>> begin

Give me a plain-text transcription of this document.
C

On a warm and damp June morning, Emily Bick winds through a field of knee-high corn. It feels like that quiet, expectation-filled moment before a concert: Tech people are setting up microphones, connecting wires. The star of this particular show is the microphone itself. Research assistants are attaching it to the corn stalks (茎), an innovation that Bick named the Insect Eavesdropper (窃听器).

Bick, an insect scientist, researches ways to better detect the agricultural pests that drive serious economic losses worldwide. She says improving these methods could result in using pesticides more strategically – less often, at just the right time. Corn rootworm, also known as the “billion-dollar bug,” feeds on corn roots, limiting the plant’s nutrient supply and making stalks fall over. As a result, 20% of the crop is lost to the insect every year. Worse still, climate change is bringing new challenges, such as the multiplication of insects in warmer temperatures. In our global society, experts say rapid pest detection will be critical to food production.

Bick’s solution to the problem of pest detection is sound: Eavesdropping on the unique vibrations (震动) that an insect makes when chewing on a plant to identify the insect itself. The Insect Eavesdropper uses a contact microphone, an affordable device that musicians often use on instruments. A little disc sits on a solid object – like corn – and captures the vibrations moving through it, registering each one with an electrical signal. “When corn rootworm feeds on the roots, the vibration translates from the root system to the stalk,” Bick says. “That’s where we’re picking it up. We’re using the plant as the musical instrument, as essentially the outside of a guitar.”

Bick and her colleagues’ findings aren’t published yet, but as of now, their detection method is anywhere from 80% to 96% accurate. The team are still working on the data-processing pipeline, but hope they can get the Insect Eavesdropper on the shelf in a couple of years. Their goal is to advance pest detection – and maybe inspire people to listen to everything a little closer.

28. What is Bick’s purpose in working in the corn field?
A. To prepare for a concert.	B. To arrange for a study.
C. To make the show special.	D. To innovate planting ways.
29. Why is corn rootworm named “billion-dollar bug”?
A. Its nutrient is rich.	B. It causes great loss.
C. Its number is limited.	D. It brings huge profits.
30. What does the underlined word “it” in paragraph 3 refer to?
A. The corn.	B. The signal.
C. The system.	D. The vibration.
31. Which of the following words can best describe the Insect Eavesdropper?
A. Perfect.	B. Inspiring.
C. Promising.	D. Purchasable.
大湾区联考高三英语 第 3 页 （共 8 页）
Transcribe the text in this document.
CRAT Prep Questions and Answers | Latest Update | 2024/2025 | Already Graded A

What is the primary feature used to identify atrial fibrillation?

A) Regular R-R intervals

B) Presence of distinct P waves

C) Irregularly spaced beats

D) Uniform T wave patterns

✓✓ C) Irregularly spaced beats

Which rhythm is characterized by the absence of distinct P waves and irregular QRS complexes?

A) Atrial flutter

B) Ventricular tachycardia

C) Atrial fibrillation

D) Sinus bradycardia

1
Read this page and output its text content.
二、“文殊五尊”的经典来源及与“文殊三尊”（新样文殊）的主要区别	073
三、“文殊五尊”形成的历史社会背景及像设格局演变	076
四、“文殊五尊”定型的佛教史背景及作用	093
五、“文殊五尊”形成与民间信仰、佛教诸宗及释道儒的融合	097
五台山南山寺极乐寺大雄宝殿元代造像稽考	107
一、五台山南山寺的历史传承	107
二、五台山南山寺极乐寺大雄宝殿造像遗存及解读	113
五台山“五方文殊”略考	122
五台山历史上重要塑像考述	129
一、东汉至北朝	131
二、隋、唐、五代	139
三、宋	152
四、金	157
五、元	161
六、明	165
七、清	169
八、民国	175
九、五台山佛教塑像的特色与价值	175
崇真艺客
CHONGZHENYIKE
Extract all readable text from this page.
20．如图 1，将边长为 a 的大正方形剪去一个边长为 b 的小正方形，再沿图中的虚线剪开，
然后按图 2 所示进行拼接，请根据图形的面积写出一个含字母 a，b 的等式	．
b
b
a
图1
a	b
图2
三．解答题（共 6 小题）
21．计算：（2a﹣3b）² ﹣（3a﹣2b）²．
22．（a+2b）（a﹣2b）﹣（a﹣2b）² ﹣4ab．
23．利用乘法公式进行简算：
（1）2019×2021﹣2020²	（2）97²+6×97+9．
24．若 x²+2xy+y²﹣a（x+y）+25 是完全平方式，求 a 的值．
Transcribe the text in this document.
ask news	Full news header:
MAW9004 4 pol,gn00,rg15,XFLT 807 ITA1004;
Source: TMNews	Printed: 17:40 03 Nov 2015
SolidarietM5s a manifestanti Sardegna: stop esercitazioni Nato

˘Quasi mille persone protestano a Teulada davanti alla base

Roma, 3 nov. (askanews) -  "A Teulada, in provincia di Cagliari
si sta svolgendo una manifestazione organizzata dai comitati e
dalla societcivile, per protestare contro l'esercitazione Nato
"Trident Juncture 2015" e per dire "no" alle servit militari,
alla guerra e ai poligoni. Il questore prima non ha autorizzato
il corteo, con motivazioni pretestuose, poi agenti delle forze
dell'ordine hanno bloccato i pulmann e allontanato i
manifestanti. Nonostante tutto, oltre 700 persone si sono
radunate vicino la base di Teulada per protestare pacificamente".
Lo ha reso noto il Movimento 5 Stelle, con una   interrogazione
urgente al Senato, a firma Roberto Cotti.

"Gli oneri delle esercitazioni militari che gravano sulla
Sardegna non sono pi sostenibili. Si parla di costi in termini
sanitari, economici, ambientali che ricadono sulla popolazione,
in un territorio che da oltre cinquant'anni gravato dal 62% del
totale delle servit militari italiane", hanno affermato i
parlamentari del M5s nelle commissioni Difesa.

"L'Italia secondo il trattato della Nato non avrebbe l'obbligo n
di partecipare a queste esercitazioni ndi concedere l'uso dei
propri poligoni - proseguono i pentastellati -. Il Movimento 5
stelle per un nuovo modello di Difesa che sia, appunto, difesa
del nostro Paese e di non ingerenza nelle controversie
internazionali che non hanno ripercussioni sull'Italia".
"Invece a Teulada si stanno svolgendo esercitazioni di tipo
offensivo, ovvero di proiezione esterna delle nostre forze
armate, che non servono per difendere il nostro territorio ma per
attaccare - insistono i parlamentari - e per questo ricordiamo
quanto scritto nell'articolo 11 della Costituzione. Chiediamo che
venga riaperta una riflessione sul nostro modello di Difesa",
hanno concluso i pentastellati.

>> end

_Problem to work on:_ Copy out all of the lines above exactly.

_Correct answer:_
Give me a plain-text transcription of this document.
C

On a warm and damp June morning, Emily Bick winds through a field of knee-high corn. It feels like that quiet, expectation-filled moment before a concert: Tech people are setting up microphones, connecting wires. The star of this particular show is the microphone itself. Research assistants are attaching it to the corn stalks (茎), an innovation that Bick named the Insect Eavesdropper (窃听器).

Bick, an insect scientist, researches ways to better detect the agricultural pests that drive serious economic losses worldwide. She says improving these methods could result in using pesticides more strategically – less often, at just the right time. Corn rootworm, also known as the “billion-dollar bug,” feeds on corn roots, limiting the plant’s nutrient supply and making stalks fall over. As a result, 20% of the crop is lost to the insect every year. Worse still, climate change is bringing new challenges, such as the multiplication of insects in warmer temperatures. In our global society, experts say rapid pest detection will be critical to food production.

Bick’s solution to the problem of pest detection is sound: Eavesdropping on the unique vibrations (震动) that an insect makes when chewing on a plant to identify the insect itself. The Insect Eavesdropper uses a contact microphone, an affordable device that musicians often use on instruments. A little disc sits on a solid object – like corn – and captures the vibrations moving through it, registering each one with an electrical signal. “When corn rootworm feeds on the roots, the vibration translates from the root system to the stalk,” Bick says. “That’s where we’re picking it up. We’re using the plant as the musical instrument, as essentially the outside of a guitar.”

Bick and her colleagues’ findings aren’t published yet, but as of now, their detection method is anywhere from 80% to 96% accurate. The team are still working on the data-processing pipeline, but hope they can get the Insect Eavesdropper on the shelf in a couple of years. Their goal is to advance pest detection – and maybe inspire people to listen to everything a little closer.

28. What is Bick’s purpose in working in the corn field?
A. To prepare for a concert.	B. To arrange for a study.
C. To make the show special.	D. To innovate planting ways.
29. Why is corn rootworm named “billion-dollar bug”?
A. Its nutrient is rich.	B. It causes great loss.
C. Its number is limited.	D. It brings huge profits.
30. What does the underlined word “it” in paragraph 3 refer to?
A. The corn.	B. The signal.
C. The system.	D. The vibration.
31. Which of the following words can best describe the Insect Eavesdropper?
A. Perfect.	B. Inspiring.
C. Promising.	D. Purchasable.
大湾区联考高三英语 第 3 页 （共 8 页）
Transcribe the text in this document.
CRAT Prep Questions and Answers | Latest Update | 2024/2025 | Already Graded A

What is the primary feature used to identify atrial fibrillation?

A) Regular R-R intervals

B) Presence of distinct P waves

C) Irregularly spaced beats

D) Uniform T wave patterns

✓✓ C) Irregularly spaced beats

Which rhythm is characterized by the absence of distinct P waves and irregular QRS complexes?

A) Atrial flutter

B) Ventricular tachycardia

C) Atrial fibrillation

D) Sinus bradycardia

1
Read this page and output its text content.
二、“文殊五尊”的经典来源及与“文殊三尊”（新样文殊）的主要区别	073
三、“文殊五尊”形成的历史社会背景及像设格局演变	076
四、“文殊五尊”定型的佛教史背景及作用	093
五、“文殊五尊”形成与民间信仰、佛教诸宗及释道儒的融合	097
五台山南山寺极乐寺大雄宝殿元代造像稽考	107
一、五台山南山寺的历史传承	107
二、五台山南山寺极乐寺大雄宝殿造像遗存及解读	113
五台山“五方文殊”略考	122
五台山历史上重要塑像考述	129
一、东汉至北朝	131
二、隋、唐、五代	139
三、宋	152
四、金	157
五、元	161
六、明	165
七、清	169
八、民国	175
九、五台山佛教塑像的特色与价值	175
崇真艺客
CHONGZHENYIKE
Extract all readable text from this page.
20．如图 1，将边长为 a 的大正方形剪去一个边长为 b 的小正方形，再沿图中的虚线剪开，
然后按图 2 所示进行拼接，请根据图形的面积写出一个含字母 a，b 的等式	．
b
b
a
图1
a	b
图2
三．解答题（共 6 小题）
21．计算：（2a﹣3b）² ﹣（3a﹣2b）²．
22．（a+2b）（a﹣2b）﹣（a﹣2b）² ﹣4ab．
23．利用乘法公式进行简算：
（1）2019×2021﹣2020²	（2）97²+6×97+9．
24．若 x²+2xy+y²﹣a（x+y）+25 是完全平方式，求 a 的值．
Transcribe the text in this document.
ask news	Full news header:
MAW9004 4 pol,gn00,rg15,XFLT 807 ITA1004;
Source: TMNews	Printed: 17:40 03 Nov 2015
SolidarietM5s a manifestanti Sardegna: stop esercitazioni Nato

˘Quasi mille persone protestano a Teulada davanti alla base

Roma, 3 nov. (askanews) -  "A Teulada, in provincia di Cagliari
si sta svolgendo una manifestazione organizzata dai comitati e
dalla societcivile, per protestare contro l'esercitazione Nato
"Trident Juncture 2015" e per dire "no" alle servit militari,
alla guerra e ai poligoni. Il questore prima non ha autorizzato
il corteo, con motivazioni pretestuose, poi agenti delle forze
dell'ordine hanno bloccato i pulmann e allontanato i
manifestanti. Nonostante tutto, oltre 700 persone si sono
radunate vicino la base di Teulada per protestare pacificamente".
Lo ha reso noto il Movimento 5 Stelle, con una   interrogazione
urgente al Senato, a firma Roberto Cotti.

"Gli oneri delle esercitazioni militari che gravano sulla
Sardegna non sono pi sostenibili. Si parla di costi in termini
sanitari, economici, ambientali che ricadono sulla popolazione,
in un territorio che da oltre cinquant'anni gravato dal 62% del
totale delle servit militari italiane", hanno affermato i
parlamentari del M5s nelle commissioni Difesa.

"L'Italia secondo il trattato della Nato non avrebbe l'obbligo n
di partecipare a queste esercitazioni ndi concedere l'uso dei
propri poligoni - proseguono i pentastellati -. Il Movimento 5
stelle per un nuovo modello di Difesa che sia, appunto, difesa
del nostro Paese e di non ingerenza nelle controversie
internazionali che non hanno ripercussioni sull'Italia".
"Invece a Teulada si stanno svolgendo esercitazioni di tipo
offensivo, ovvero di proiezione esterna delle nostre forze
armate, che non servono per difendere il nostro territorio ma per
attaccare - insistono i parlamentari - e per questo ricordiamo
quanto scritto nell'articolo 11 della Costituzione. Chiediamo che
venga riaperta una riflessione sul nostro modello di Difesa",
hanno concluso i pentastellati.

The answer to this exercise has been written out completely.